- [Stated goal]: Please transcribe the data that follows without the pictures, keeping every word the same.

- [Records for processing]:

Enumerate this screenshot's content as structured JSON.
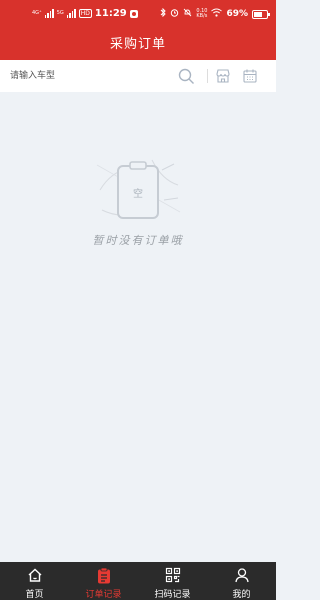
{
  "status_bar": {
    "network_left": "4G⁺",
    "network_right": "5G",
    "hd": "HD",
    "time": "11:29",
    "speed_value": "0.10",
    "speed_unit": "KB/s",
    "battery": "69%"
  },
  "header": {
    "title": "采购订单"
  },
  "search": {
    "placeholder": "请输入车型",
    "value": ""
  },
  "empty_state": {
    "text": "暂时没有订单哦",
    "illustration_char": "空"
  },
  "tabbar": {
    "items": [
      {
        "label": "首页",
        "icon": "home-icon",
        "active": false
      },
      {
        "label": "订单记录",
        "icon": "order-record-icon",
        "active": true
      },
      {
        "label": "扫码记录",
        "icon": "qr-code-icon",
        "active": false
      },
      {
        "label": "我的",
        "icon": "profile-icon",
        "active": false
      }
    ]
  },
  "colors": {
    "brand_red": "#d8322c",
    "active_tab": "#e63a33",
    "tabbar_bg": "#2b2b2b",
    "page_bg": "#eef2f6"
  }
}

- [Result of the task]:
Enumerate this screenshot's content as structured JSON.
{
  "status_bar": {
    "network_left": "4G⁺",
    "network_right": "5G",
    "hd": "HD",
    "time": "11:29",
    "speed_value": "0.10",
    "speed_unit": "KB/s",
    "battery": "69%"
  },
  "header": {
    "title": "采购订单"
  },
  "search": {
    "placeholder": "请输入车型",
    "value": ""
  },
  "empty_state": {
    "text": "暂时没有订单哦",
    "illustration_char": "空"
  },
  "tabbar": {
    "items": [
      {
        "label": "首页",
        "icon": "home-icon",
        "active": false
      },
      {
        "label": "订单记录",
        "icon": "order-record-icon",
        "active": true
      },
      {
        "label": "扫码记录",
        "icon": "qr-code-icon",
        "active": false
      },
      {
        "label": "我的",
        "icon": "profile-icon",
        "active": false
      }
    ]
  },
  "colors": {
    "brand_red": "#d8322c",
    "active_tab": "#e63a33",
    "tabbar_bg": "#2b2b2b",
    "page_bg": "#eef2f6"
  }
}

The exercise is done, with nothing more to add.